● **Your goal**
Write the data out again exactly, with no pictures.

>> BEGIN The records

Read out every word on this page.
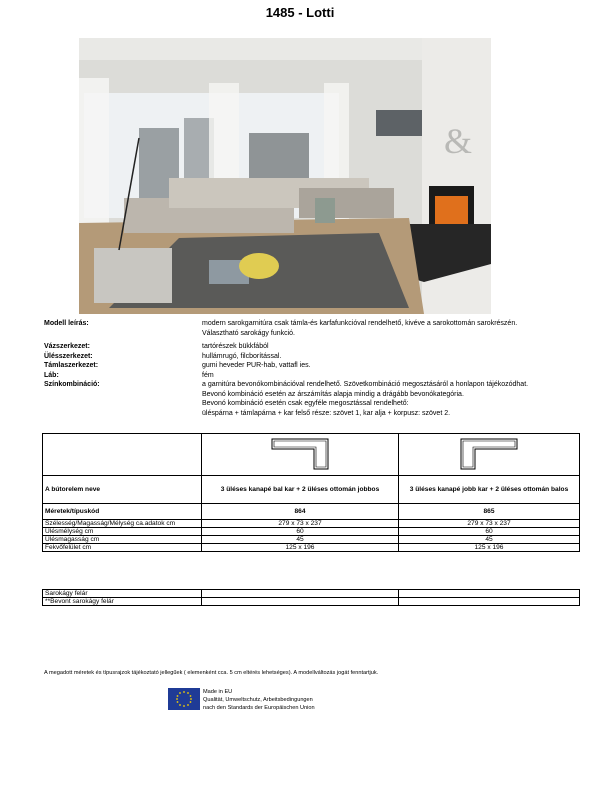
1485 - Lotti
&
Modell leírás:	modern sarokgarnitúra csak támla-és karfafunkcióval rendelhető, kivéve a sarokottomán sarokrészén.
Választható sarokágy funkció.
Vázszerkezet:	tartórészek bükkfából
Ülésszerkezet:	hullámrugó, filcborítással.
Támlaszerkezet:	gumi heveder PUR-hab, vattafl ies.
Láb:	fém
Színkombináció:	a garnitúra bevonókombinációval rendelhető. Szövetkombináció megosztásáról a honlapon tájékozódhat.
Bevonó kombináció esetén az árszámítás alapja mindig a drágább bevonókategória.
Bevonó kombináció esetén csak egyféle megosztással rendelhető:
üléspárna + támlapárna + kar felső része: szövet 1, kar alja + korpusz: szövet 2.

A bútorelem neve	3 üléses kanapé bal kar + 2 üléses ottomán jobbos	3 üléses kanapé jobb kar + 2 üléses ottomán balos
Méretek/típuskód	864	865
Szélesség/Magasság/Mélység ca.adatok cm	279 x 73 x 237	279 x 73 x 237
Ülésmélység cm	60	60
Ülésmagasság cm	45	45
Fekvőfelület cm	125 x 196	125 x 196
Sarokágy felár		
**Bevont sarokágy felár		
A megadott méretek és típusrajzok tájékoztató jellegűek ( elemenként cca. 5 cm eltérés lehetséges). A modellváltozás jogát fenntartjuk.
Made in EU
Qualität, Umweltschutz, Arbeitsbedingungen
nach den Standards der Europäischen Union
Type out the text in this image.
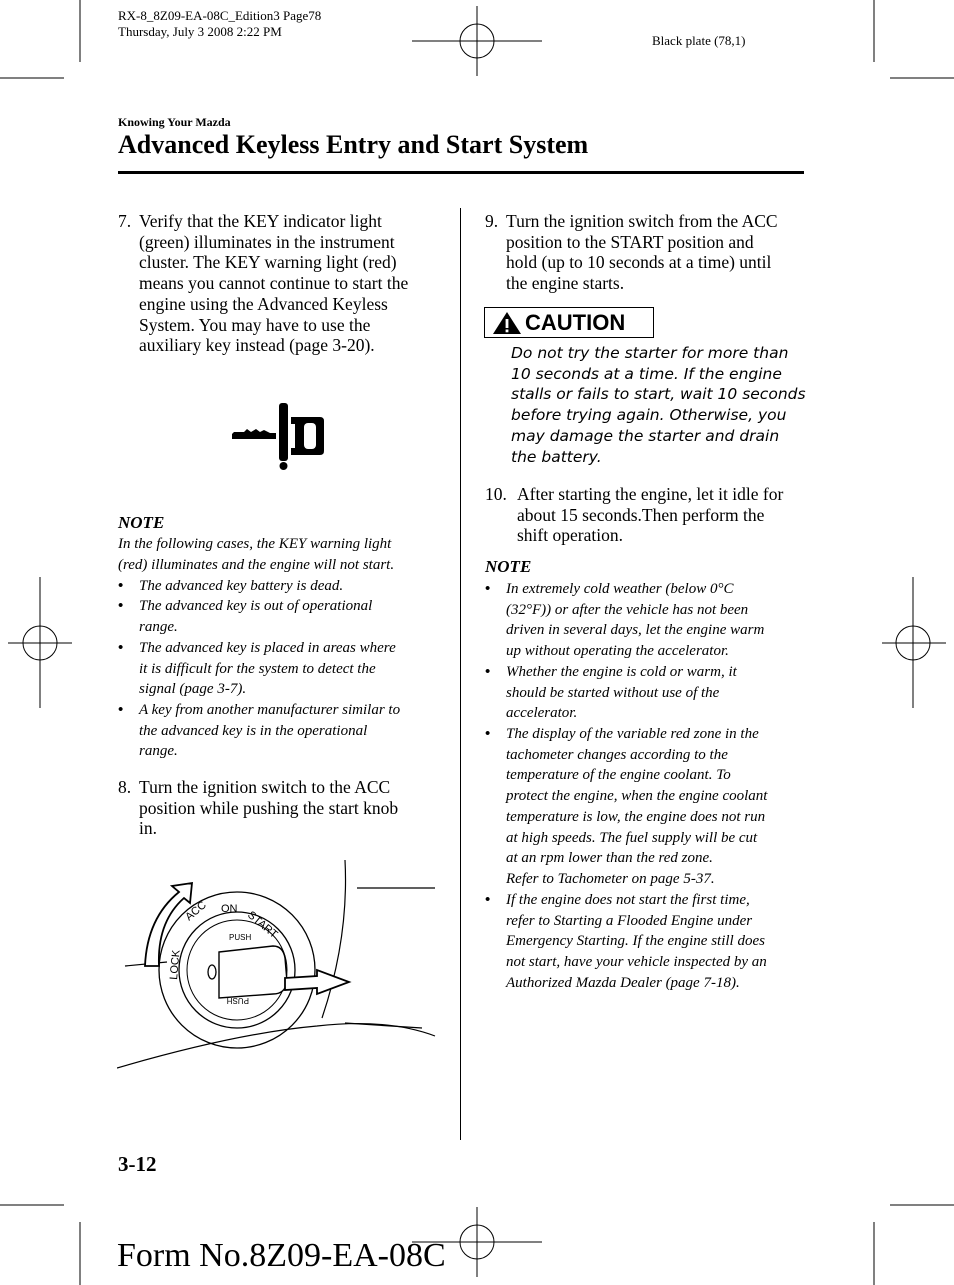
RX-8_8Z09-EA-08C_Edition3 Page78
Thursday, July 3 2008 2:22 PM
Black plate (78,1)
Knowing Your Mazda
Advanced Keyless Entry and Start System
7. Verify that the KEY indicator light
(green) illuminates in the instrument
cluster. The KEY warning light (red)
means you cannot continue to start the
engine using the Advanced Keyless
System. You may have to use the
auxiliary key instead (page 3-20).
NOTE
In the following cases, the KEY warning light
(red) illuminates and the engine will not start.
• The advanced key battery is dead.
• The advanced key is out of operational
range.
• The advanced key is placed in areas where
it is difficult for the system to detect the
signal (page 3-7).
• A key from another manufacturer similar to
the advanced key is in the operational
range.
8. Turn the ignition switch to the ACC
position while pushing the start knob
in.
LOCK
ACC ON
START
PUSH
PUSH
9. Turn the ignition switch from the ACC
position to the START position and
hold (up to 10 seconds at a time) until
the engine starts.
CAUTION
Do not try the starter for more than
10 seconds at a time. If the engine
stalls or fails to start, wait 10 seconds
before trying again. Otherwise, you
may damage the starter and drain
the battery.
10. After starting the engine, let it idle for
about 15 seconds.Then perform the
shift operation.
NOTE
• In extremely cold weather (below 0°C
(32°F)) or after the vehicle has not been
driven in several days, let the engine warm
up without operating the accelerator.
• Whether the engine is cold or warm, it
should be started without use of the
accelerator.
• The display of the variable red zone in the
tachometer changes according to the
temperature of the engine coolant. To
protect the engine, when the engine coolant
temperature is low, the engine does not run
at high speeds. The fuel supply will be cut
at an rpm lower than the red zone.
Refer to Tachometer on page 5-37.
• If the engine does not start the first time,
refer to Starting a Flooded Engine under
Emergency Starting. If the engine still does
not start, have your vehicle inspected by an
Authorized Mazda Dealer (page 7-18).
3-12
Form No.8Z09-EA-08C
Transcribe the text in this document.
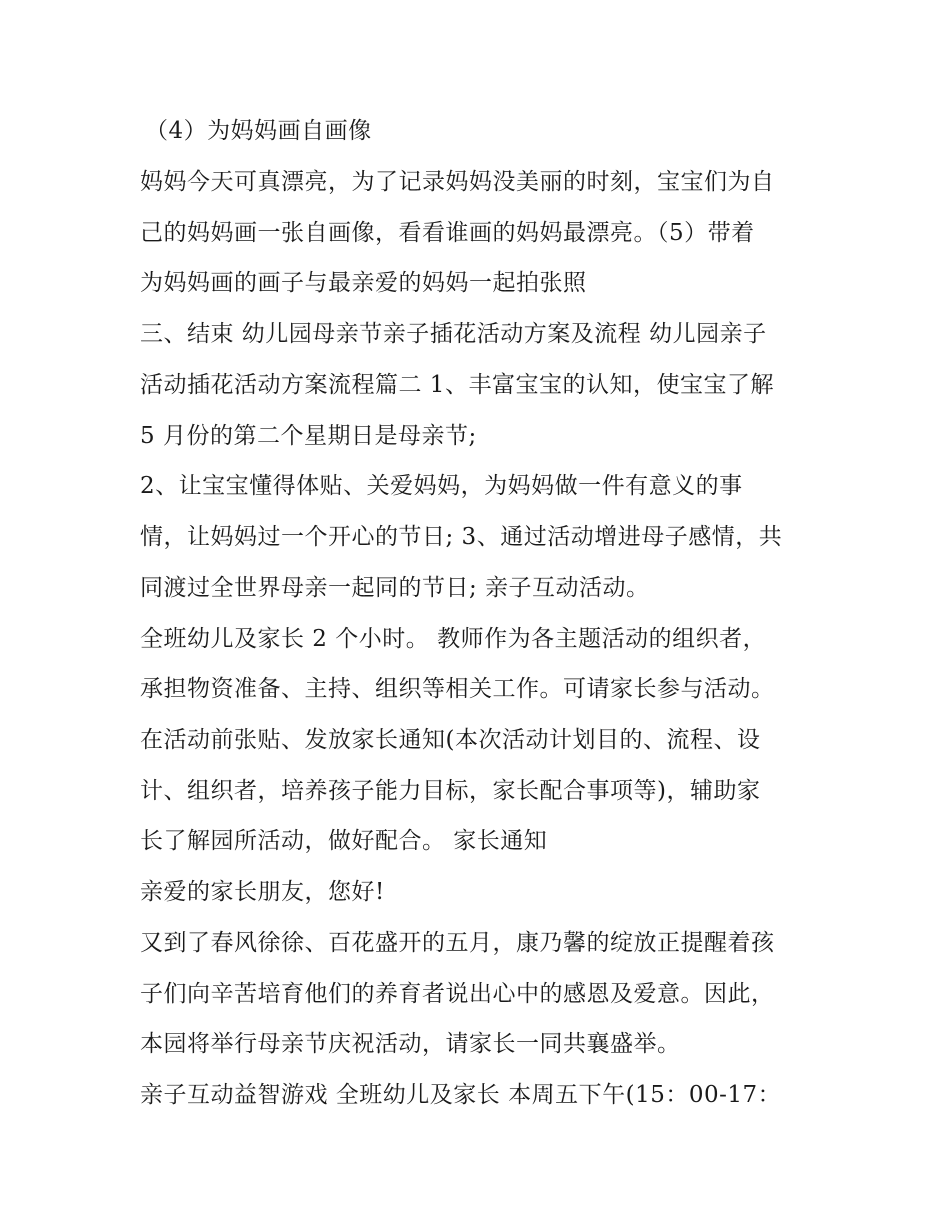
（4）为妈妈画自画像
妈妈今天可真漂亮，为了记录妈妈没美丽的时刻，宝宝们为自
己的妈妈画一张自画像，看看谁画的妈妈最漂亮。（5）带着
为妈妈画的画子与最亲爱的妈妈一起拍张照
三、结束 幼儿园母亲节亲子插花活动方案及流程 幼儿园亲子
活动插花活动方案流程篇二 1、丰富宝宝的认知，使宝宝了解
5 月份的第二个星期日是母亲节;
2、让宝宝懂得体贴、关爱妈妈，为妈妈做一件有意义的事
情，让妈妈过一个开心的节日; 3、通过活动增进母子感情，共
同渡过全世界母亲一起同的节日; 亲子互动活动。
全班幼儿及家长 2 个小时。 教师作为各主题活动的组织者，
承担物资准备、主持、组织等相关工作。可请家长参与活动。
在活动前张贴、发放家长通知(本次活动计划目的、流程、设
计、组织者，培养孩子能力目标，家长配合事项等)，辅助家
长了解园所活动，做好配合。 家长通知
亲爱的家长朋友，您好!
又到了春风徐徐、百花盛开的五月，康乃馨的绽放正提醒着孩
子们向辛苦培育他们的养育者说出心中的感恩及爱意。因此，
本园将举行母亲节庆祝活动，请家长一同共襄盛举。
亲子互动益智游戏 全班幼儿及家长 本周五下午(15：00-17：
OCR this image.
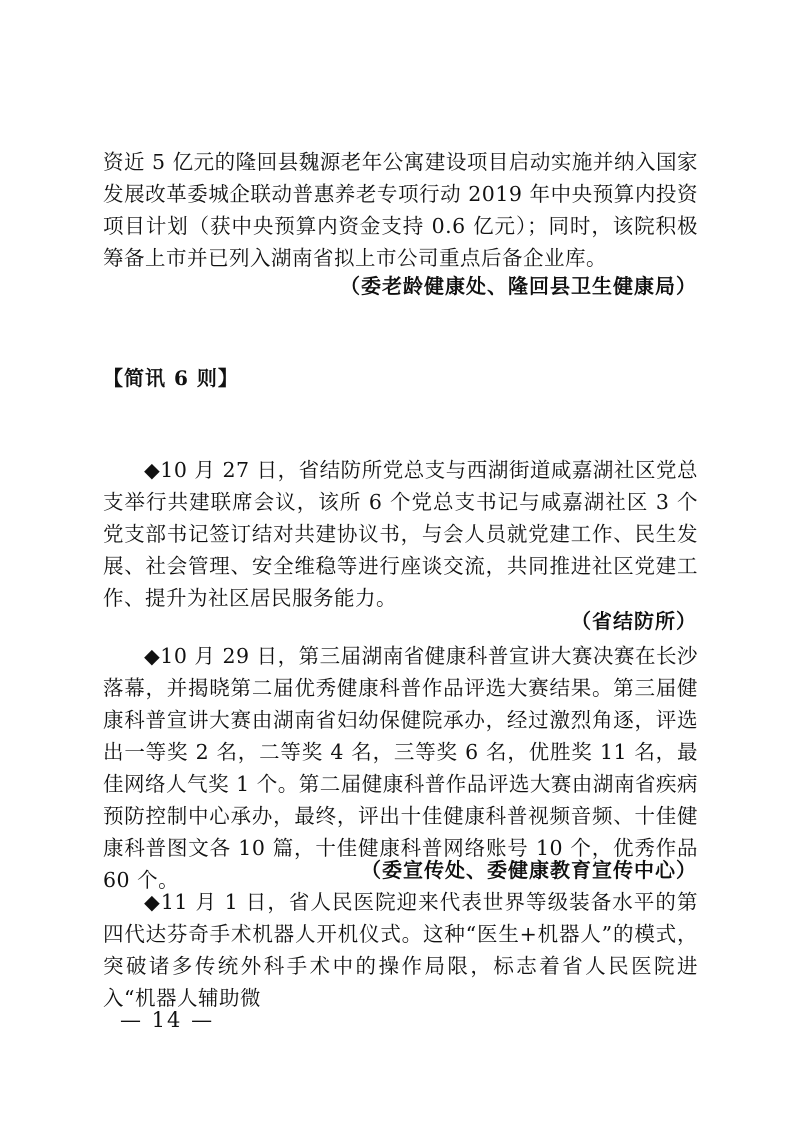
资近 5 亿元的隆回县魏源老年公寓建设项目启动实施并纳入国家发展改革委城企联动普惠养老专项行动 2019 年中央预算内投资项目计划（获中央预算内资金支持 0.6 亿元）；同时，该院积极筹备上市并已列入湖南省拟上市公司重点后备企业库。

（委老龄健康处、隆回县卫生健康局）

【简讯 6 则】

◆10 月 27 日，省结防所党总支与西湖街道咸嘉湖社区党总支举行共建联席会议，该所 6 个党总支书记与咸嘉湖社区 3 个党支部书记签订结对共建协议书，与会人员就党建工作、民生发展、社会管理、安全维稳等进行座谈交流，共同推进社区党建工作、提升为社区居民服务能力。

（省结防所）

◆10 月 29 日，第三届湖南省健康科普宣讲大赛决赛在长沙落幕，并揭晓第二届优秀健康科普作品评选大赛结果。第三届健康科普宣讲大赛由湖南省妇幼保健院承办，经过激烈角逐，评选出一等奖 2 名，二等奖 4 名，三等奖 6 名，优胜奖 11 名，最佳网络人气奖 1 个。第二届健康科普作品评选大赛由湖南省疾病预防控制中心承办，最终，评出十佳健康科普视频音频、十佳健康科普图文各 10 篇，十佳健康科普网络账号 10 个，优秀作品 60 个。	（委宣传处、委健康教育宣传中心）

◆11 月 1 日，省人民医院迎来代表世界等级装备水平的第四代达芬奇手术机器人开机仪式。这种“医生+机器人”的模式，突破诸多传统外科手术中的操作局限，标志着省人民医院进入“机器人辅助微

— 14 —
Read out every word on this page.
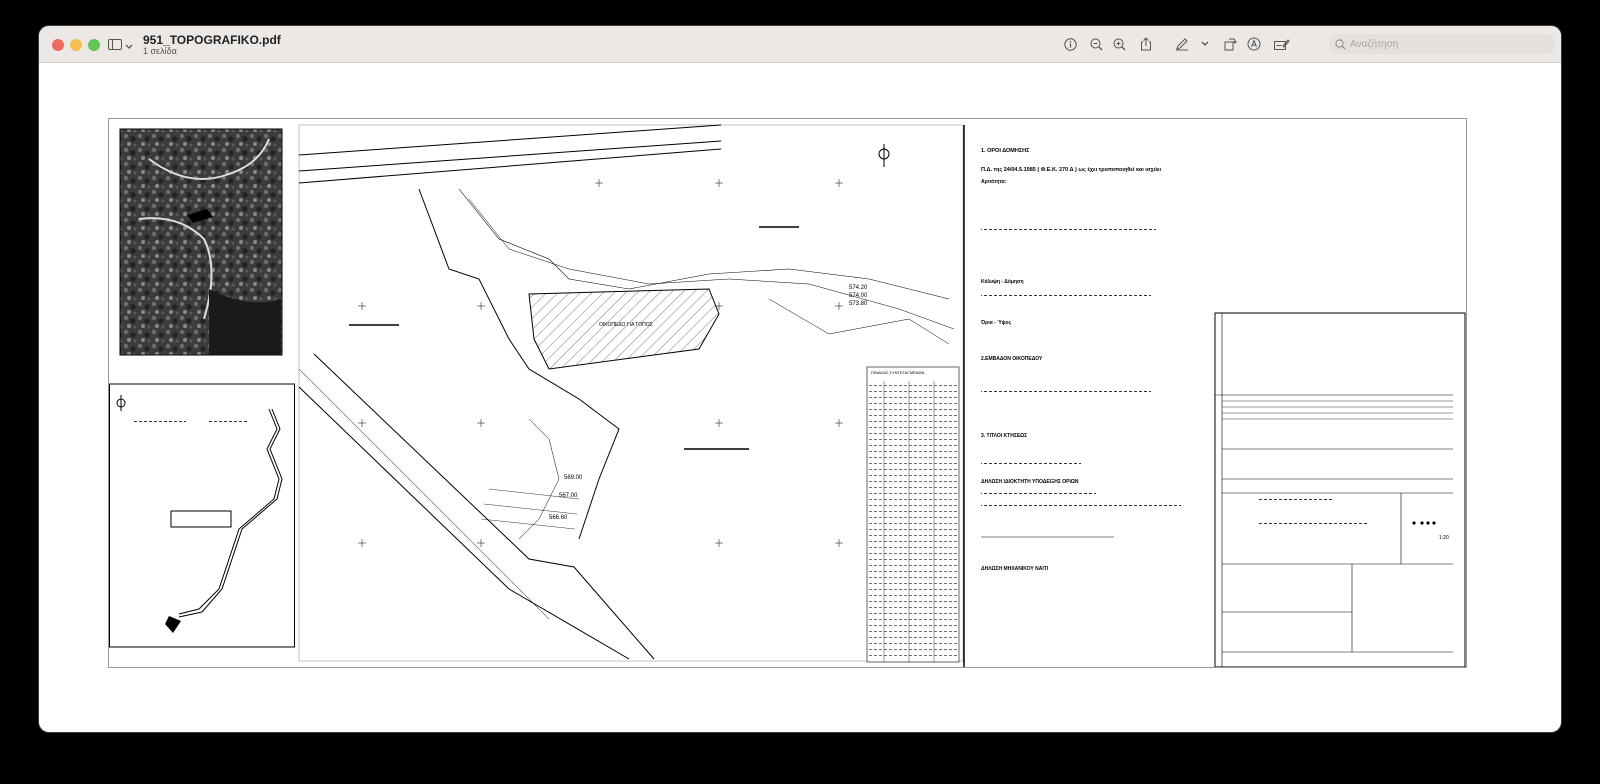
951_TOPOGRAFIKO.pdf
1 σελίδα
Αναζήτηση
ΟΙΚΟΠΕΔΟ ΓΙΑ ΤΟΠΟΣ
574.20
574.00
573.80
569.00
567.00
566.60
ΠΙΝΑΚΑΣ ΣΥΝΤΕΤΑΓΜΕΝΩΝ
1. ΟΡΟΙ ΔΟΜΗΣΗΣ
Π.Δ. της 24/04.5.1985 ( Φ.Ε.Κ. 270 Δ ) ως έχει τροποποιηθεί και ισχύει
Αρτιότητα:
Κάλυψη - Δόμηση
Όρια - Ύψος
2.ΕΜΒΑΔΟΝ ΟΙΚΟΠΕΔΟΥ
3. ΤΙΤΛΟΙ ΚΤΗΣΕΩΣ
ΔΗΛΩΣΗ ΙΔΙΟΚΤΗΤΗ ΥΠΟΔΕΙΞΗΣ ΟΡΙΩΝ
ΔΗΛΩΣΗ ΜΗΧΑΝΙΚΟΥ ΝΑΙΤΙ
1:20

>> END The records

● **Task response**
Read out every word on this page.
1485 - Lotti
&
Modell leírás:	modern sarokgarnitúra csak támla-és karfafunkcióval rendelhető, kivéve a sarokottomán sarokrészén.
Választható sarokágy funkció.
Vázszerkezet:	tartórészek bükkfából
Ülésszerkezet:	hullámrugó, filcborítással.
Támlaszerkezet:	gumi heveder PUR-hab, vattafl ies.
Láb:	fém
Színkombináció:	a garnitúra bevonókombinációval rendelhető. Szövetkombináció megosztásáról a honlapon tájékozódhat.
Bevonó kombináció esetén az árszámítás alapja mindig a drágább bevonókategória.
Bevonó kombináció esetén csak egyféle megosztással rendelhető:
üléspárna + támlapárna + kar felső része: szövet 1, kar alja + korpusz: szövet 2.

A bútorelem neve	3 üléses kanapé bal kar + 2 üléses ottomán jobbos	3 üléses kanapé jobb kar + 2 üléses ottomán balos
Méretek/típuskód	864	865
Szélesség/Magasság/Mélység ca.adatok cm	279 x 73 x 237	279 x 73 x 237
Ülésmélység cm	60	60
Ülésmagasság cm	45	45
Fekvőfelület cm	125 x 196	125 x 196
Sarokágy felár		
**Bevont sarokágy felár		
A megadott méretek és típusrajzok tájékoztató jellegűek ( elemenként cca. 5 cm eltérés lehetséges). A modellváltozás jogát fenntartjuk.
Made in EU
Qualität, Umweltschutz, Arbeitsbedingungen
nach den Standards der Europäischen Union
Type out the text in this image.
RX-8_8Z09-EA-08C_Edition3 Page78
Thursday, July 3 2008 2:22 PM
Black plate (78,1)
Knowing Your Mazda
Advanced Keyless Entry and Start System
7. Verify that the KEY indicator light
(green) illuminates in the instrument
cluster. The KEY warning light (red)
means you cannot continue to start the
engine using the Advanced Keyless
System. You may have to use the
auxiliary key instead (page 3-20).
NOTE
In the following cases, the KEY warning light
(red) illuminates and the engine will not start.
• The advanced key battery is dead.
• The advanced key is out of operational
range.
• The advanced key is placed in areas where
it is difficult for the system to detect the
signal (page 3-7).
• A key from another manufacturer similar to
the advanced key is in the operational
range.
8. Turn the ignition switch to the ACC
position while pushing the start knob
in.
LOCK
ACC ON
START
PUSH
PUSH
9. Turn the ignition switch from the ACC
position to the START position and
hold (up to 10 seconds at a time) until
the engine starts.
CAUTION
Do not try the starter for more than
10 seconds at a time. If the engine
stalls or fails to start, wait 10 seconds
before trying again. Otherwise, you
may damage the starter and drain
the battery.
10. After starting the engine, let it idle for
about 15 seconds.Then perform the
shift operation.
NOTE
• In extremely cold weather (below 0°C
(32°F)) or after the vehicle has not been
driven in several days, let the engine warm
up without operating the accelerator.
• Whether the engine is cold or warm, it
should be started without use of the
accelerator.
• The display of the variable red zone in the
tachometer changes according to the
temperature of the engine coolant. To
protect the engine, when the engine coolant
temperature is low, the engine does not run
at high speeds. The fuel supply will be cut
at an rpm lower than the red zone.
Refer to Tachometer on page 5-37.
• If the engine does not start the first time,
refer to Starting a Flooded Engine under
Emergency Starting. If the engine still does
not start, have your vehicle inspected by an
Authorized Mazda Dealer (page 7-18).
3-12
Form No.8Z09-EA-08C
Transcribe the text in this document.
（4）为妈妈画自画像
妈妈今天可真漂亮，为了记录妈妈没美丽的时刻，宝宝们为自
己的妈妈画一张自画像，看看谁画的妈妈最漂亮。（5）带着
为妈妈画的画子与最亲爱的妈妈一起拍张照
三、结束 幼儿园母亲节亲子插花活动方案及流程 幼儿园亲子
活动插花活动方案流程篇二 1、丰富宝宝的认知，使宝宝了解
5 月份的第二个星期日是母亲节;
2、让宝宝懂得体贴、关爱妈妈，为妈妈做一件有意义的事
情，让妈妈过一个开心的节日; 3、通过活动增进母子感情，共
同渡过全世界母亲一起同的节日; 亲子互动活动。
全班幼儿及家长 2 个小时。 教师作为各主题活动的组织者，
承担物资准备、主持、组织等相关工作。可请家长参与活动。
在活动前张贴、发放家长通知(本次活动计划目的、流程、设
计、组织者，培养孩子能力目标，家长配合事项等)，辅助家
长了解园所活动，做好配合。 家长通知
亲爱的家长朋友，您好!
又到了春风徐徐、百花盛开的五月，康乃馨的绽放正提醒着孩
子们向辛苦培育他们的养育者说出心中的感恩及爱意。因此，
本园将举行母亲节庆祝活动，请家长一同共襄盛举。
亲子互动益智游戏 全班幼儿及家长 本周五下午(15：00-17：
OCR this image.
资近 5 亿元的隆回县魏源老年公寓建设项目启动实施并纳入国家发展改革委城企联动普惠养老专项行动 2019 年中央预算内投资项目计划（获中央预算内资金支持 0.6 亿元）；同时，该院积极筹备上市并已列入湖南省拟上市公司重点后备企业库。

（委老龄健康处、隆回县卫生健康局）

【简讯 6 则】

◆10 月 27 日，省结防所党总支与西湖街道咸嘉湖社区党总支举行共建联席会议，该所 6 个党总支书记与咸嘉湖社区 3 个党支部书记签订结对共建协议书，与会人员就党建工作、民生发展、社会管理、安全维稳等进行座谈交流，共同推进社区党建工作、提升为社区居民服务能力。

（省结防所）

◆10 月 29 日，第三届湖南省健康科普宣讲大赛决赛在长沙落幕，并揭晓第二届优秀健康科普作品评选大赛结果。第三届健康科普宣讲大赛由湖南省妇幼保健院承办，经过激烈角逐，评选出一等奖 2 名，二等奖 4 名，三等奖 6 名，优胜奖 11 名，最佳网络人气奖 1 个。第二届健康科普作品评选大赛由湖南省疾病预防控制中心承办，最终，评出十佳健康科普视频音频、十佳健康科普图文各 10 篇，十佳健康科普网络账号 10 个，优秀作品 60 个。	（委宣传处、委健康教育宣传中心）

◆11 月 1 日，省人民医院迎来代表世界等级装备水平的第四代达芬奇手术机器人开机仪式。这种“医生+机器人”的模式，突破诸多传统外科手术中的操作局限，标志着省人民医院进入“机器人辅助微

— 14 —
Read out every word on this page.
951_TOPOGRAFIKO.pdf
1 σελίδα
Αναζήτηση
ΟΙΚΟΠΕΔΟ ΓΙΑ ΤΟΠΟΣ
574.20
574.00
573.80
569.00
567.00
566.60
ΠΙΝΑΚΑΣ ΣΥΝΤΕΤΑΓΜΕΝΩΝ
1. ΟΡΟΙ ΔΟΜΗΣΗΣ
Π.Δ. της 24/04.5.1985 ( Φ.Ε.Κ. 270 Δ ) ως έχει τροποποιηθεί και ισχύει
Αρτιότητα:
Κάλυψη - Δόμηση
Όρια - Ύψος
2.ΕΜΒΑΔΟΝ ΟΙΚΟΠΕΔΟΥ
3. ΤΙΤΛΟΙ ΚΤΗΣΕΩΣ
ΔΗΛΩΣΗ ΙΔΙΟΚΤΗΤΗ ΥΠΟΔΕΙΞΗΣ ΟΡΙΩΝ
ΔΗΛΩΣΗ ΜΗΧΑΝΙΚΟΥ ΝΑΙΤΙ
1:20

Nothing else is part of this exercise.